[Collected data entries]
####
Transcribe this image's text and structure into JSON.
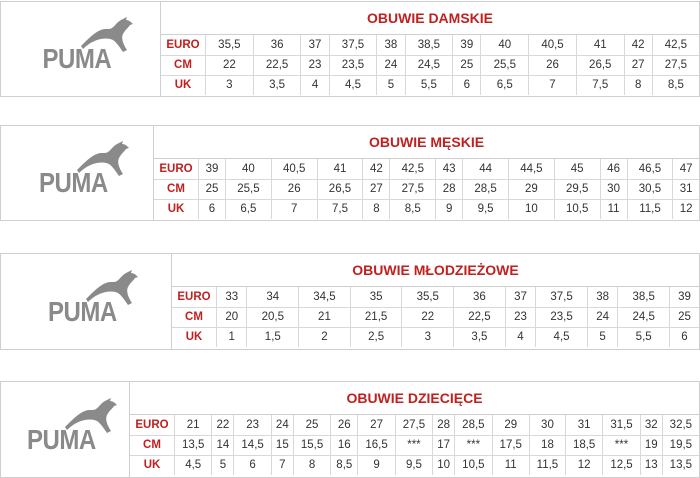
{
  "brand": {
    "logo_text": "PUMA",
    "accent_color": "#c21f1f"
  },
  "tables": [
    {
      "title": "OBUWIE DAMSKIE",
      "rows": [
        {
          "label": "EURO",
          "values": [
            "35,5",
            "36",
            "37",
            "37,5",
            "38",
            "38,5",
            "39",
            "40",
            "40,5",
            "41",
            "42",
            "42,5"
          ]
        },
        {
          "label": "CM",
          "values": [
            "22",
            "22,5",
            "23",
            "23,5",
            "24",
            "24,5",
            "25",
            "25,5",
            "26",
            "26,5",
            "27",
            "27,5"
          ]
        },
        {
          "label": "UK",
          "values": [
            "3",
            "3,5",
            "4",
            "4,5",
            "5",
            "5,5",
            "6",
            "6,5",
            "7",
            "7,5",
            "8",
            "8,5"
          ]
        }
      ]
    },
    {
      "title": "OBUWIE MĘSKIE",
      "rows": [
        {
          "label": "EURO",
          "values": [
            "39",
            "40",
            "40,5",
            "41",
            "42",
            "42,5",
            "43",
            "44",
            "44,5",
            "45",
            "46",
            "46,5",
            "47"
          ]
        },
        {
          "label": "CM",
          "values": [
            "25",
            "25,5",
            "26",
            "26,5",
            "27",
            "27,5",
            "28",
            "28,5",
            "29",
            "29,5",
            "30",
            "30,5",
            "31"
          ]
        },
        {
          "label": "UK",
          "values": [
            "6",
            "6,5",
            "7",
            "7,5",
            "8",
            "8,5",
            "9",
            "9,5",
            "10",
            "10,5",
            "11",
            "11,5",
            "12"
          ]
        }
      ]
    },
    {
      "title": "OBUWIE MŁODZIEŻOWE",
      "rows": [
        {
          "label": "EURO",
          "values": [
            "33",
            "34",
            "34,5",
            "35",
            "35,5",
            "36",
            "37",
            "37,5",
            "38",
            "38,5",
            "39"
          ]
        },
        {
          "label": "CM",
          "values": [
            "20",
            "20,5",
            "21",
            "21,5",
            "22",
            "22,5",
            "23",
            "23,5",
            "24",
            "24,5",
            "25"
          ]
        },
        {
          "label": "UK",
          "values": [
            "1",
            "1,5",
            "2",
            "2,5",
            "3",
            "3,5",
            "4",
            "4,5",
            "5",
            "5,5",
            "6"
          ]
        }
      ]
    },
    {
      "title": "OBUWIE DZIECIĘCE",
      "rows": [
        {
          "label": "EURO",
          "values": [
            "21",
            "22",
            "23",
            "24",
            "25",
            "26",
            "27",
            "27,5",
            "28",
            "28,5",
            "29",
            "30",
            "31",
            "31,5",
            "32",
            "32,5"
          ]
        },
        {
          "label": "CM",
          "values": [
            "13,5",
            "14",
            "14,5",
            "15",
            "15,5",
            "16",
            "16,5",
            "***",
            "17",
            "***",
            "17,5",
            "18",
            "18,5",
            "***",
            "19",
            "19,5"
          ]
        },
        {
          "label": "UK",
          "values": [
            "4,5",
            "5",
            "6",
            "7",
            "8",
            "8,5",
            "9",
            "9,5",
            "10",
            "10,5",
            "11",
            "11,5",
            "12",
            "12,5",
            "13",
            "13,5"
          ]
        }
      ]
    }
  ]
}
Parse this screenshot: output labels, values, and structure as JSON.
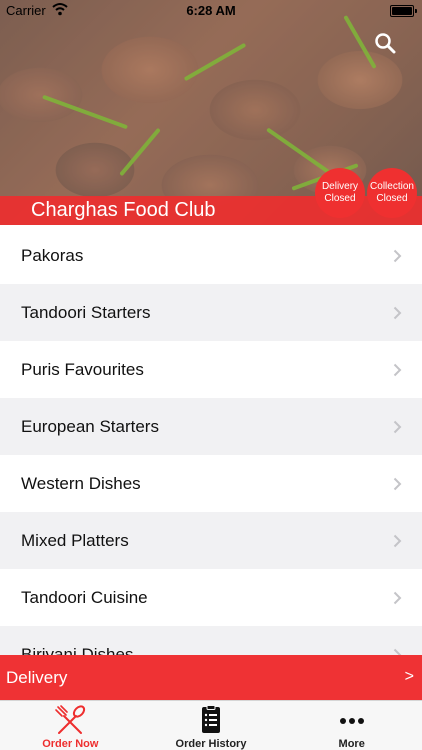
{
  "status_bar": {
    "carrier": "Carrier",
    "time": "6:28 AM"
  },
  "header": {
    "restaurant_name": "Charghas Food Club",
    "search_icon": "search-icon",
    "badges": [
      {
        "line1": "Delivery",
        "line2": "Closed"
      },
      {
        "line1": "Collection",
        "line2": "Closed"
      }
    ]
  },
  "menu": {
    "items": [
      {
        "label": "Pakoras"
      },
      {
        "label": "Tandoori Starters"
      },
      {
        "label": "Puris Favourites"
      },
      {
        "label": "European Starters"
      },
      {
        "label": "Western Dishes"
      },
      {
        "label": "Mixed Platters"
      },
      {
        "label": "Tandoori Cuisine"
      },
      {
        "label": "Biriyani Dishes"
      }
    ]
  },
  "delivery_bar": {
    "label": "Delivery",
    "arrow": ">"
  },
  "tabbar": {
    "tabs": [
      {
        "label": "Order Now",
        "icon": "fork-knife-icon"
      },
      {
        "label": "Order History",
        "icon": "receipt-icon"
      },
      {
        "label": "More",
        "icon": "more-dots-icon"
      }
    ]
  },
  "colors": {
    "accent": "#ef3030",
    "alt_row": "#f1f1f3"
  }
}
####
- **TASK DETAILS**
Extract the full listing exactly, with the pictures left out.

- **CORRECT ANSWER**
Transcribe this image's text and structure into JSON.
{
  "brand": {
    "logo_text": "PUMA",
    "accent_color": "#c21f1f"
  },
  "tables": [
    {
      "title": "OBUWIE DAMSKIE",
      "rows": [
        {
          "label": "EURO",
          "values": [
            "35,5",
            "36",
            "37",
            "37,5",
            "38",
            "38,5",
            "39",
            "40",
            "40,5",
            "41",
            "42",
            "42,5"
          ]
        },
        {
          "label": "CM",
          "values": [
            "22",
            "22,5",
            "23",
            "23,5",
            "24",
            "24,5",
            "25",
            "25,5",
            "26",
            "26,5",
            "27",
            "27,5"
          ]
        },
        {
          "label": "UK",
          "values": [
            "3",
            "3,5",
            "4",
            "4,5",
            "5",
            "5,5",
            "6",
            "6,5",
            "7",
            "7,5",
            "8",
            "8,5"
          ]
        }
      ]
    },
    {
      "title": "OBUWIE MĘSKIE",
      "rows": [
        {
          "label": "EURO",
          "values": [
            "39",
            "40",
            "40,5",
            "41",
            "42",
            "42,5",
            "43",
            "44",
            "44,5",
            "45",
            "46",
            "46,5",
            "47"
          ]
        },
        {
          "label": "CM",
          "values": [
            "25",
            "25,5",
            "26",
            "26,5",
            "27",
            "27,5",
            "28",
            "28,5",
            "29",
            "29,5",
            "30",
            "30,5",
            "31"
          ]
        },
        {
          "label": "UK",
          "values": [
            "6",
            "6,5",
            "7",
            "7,5",
            "8",
            "8,5",
            "9",
            "9,5",
            "10",
            "10,5",
            "11",
            "11,5",
            "12"
          ]
        }
      ]
    },
    {
      "title": "OBUWIE MŁODZIEŻOWE",
      "rows": [
        {
          "label": "EURO",
          "values": [
            "33",
            "34",
            "34,5",
            "35",
            "35,5",
            "36",
            "37",
            "37,5",
            "38",
            "38,5",
            "39"
          ]
        },
        {
          "label": "CM",
          "values": [
            "20",
            "20,5",
            "21",
            "21,5",
            "22",
            "22,5",
            "23",
            "23,5",
            "24",
            "24,5",
            "25"
          ]
        },
        {
          "label": "UK",
          "values": [
            "1",
            "1,5",
            "2",
            "2,5",
            "3",
            "3,5",
            "4",
            "4,5",
            "5",
            "5,5",
            "6"
          ]
        }
      ]
    },
    {
      "title": "OBUWIE DZIECIĘCE",
      "rows": [
        {
          "label": "EURO",
          "values": [
            "21",
            "22",
            "23",
            "24",
            "25",
            "26",
            "27",
            "27,5",
            "28",
            "28,5",
            "29",
            "30",
            "31",
            "31,5",
            "32",
            "32,5"
          ]
        },
        {
          "label": "CM",
          "values": [
            "13,5",
            "14",
            "14,5",
            "15",
            "15,5",
            "16",
            "16,5",
            "***",
            "17",
            "***",
            "17,5",
            "18",
            "18,5",
            "***",
            "19",
            "19,5"
          ]
        },
        {
          "label": "UK",
          "values": [
            "4,5",
            "5",
            "6",
            "7",
            "8",
            "8,5",
            "9",
            "9,5",
            "10",
            "10,5",
            "11",
            "11,5",
            "12",
            "12,5",
            "13",
            "13,5"
          ]
        }
      ]
    }
  ]
}
Parse this screenshot: output labels, values, and structure as JSON.
{
  "status_bar": {
    "carrier": "Carrier",
    "time": "6:28 AM"
  },
  "header": {
    "restaurant_name": "Charghas Food Club",
    "search_icon": "search-icon",
    "badges": [
      {
        "line1": "Delivery",
        "line2": "Closed"
      },
      {
        "line1": "Collection",
        "line2": "Closed"
      }
    ]
  },
  "menu": {
    "items": [
      {
        "label": "Pakoras"
      },
      {
        "label": "Tandoori Starters"
      },
      {
        "label": "Puris Favourites"
      },
      {
        "label": "European Starters"
      },
      {
        "label": "Western Dishes"
      },
      {
        "label": "Mixed Platters"
      },
      {
        "label": "Tandoori Cuisine"
      },
      {
        "label": "Biriyani Dishes"
      }
    ]
  },
  "delivery_bar": {
    "label": "Delivery",
    "arrow": ">"
  },
  "tabbar": {
    "tabs": [
      {
        "label": "Order Now",
        "icon": "fork-knife-icon"
      },
      {
        "label": "Order History",
        "icon": "receipt-icon"
      },
      {
        "label": "More",
        "icon": "more-dots-icon"
      }
    ]
  },
  "colors": {
    "accent": "#ef3030",
    "alt_row": "#f1f1f3"
  }
}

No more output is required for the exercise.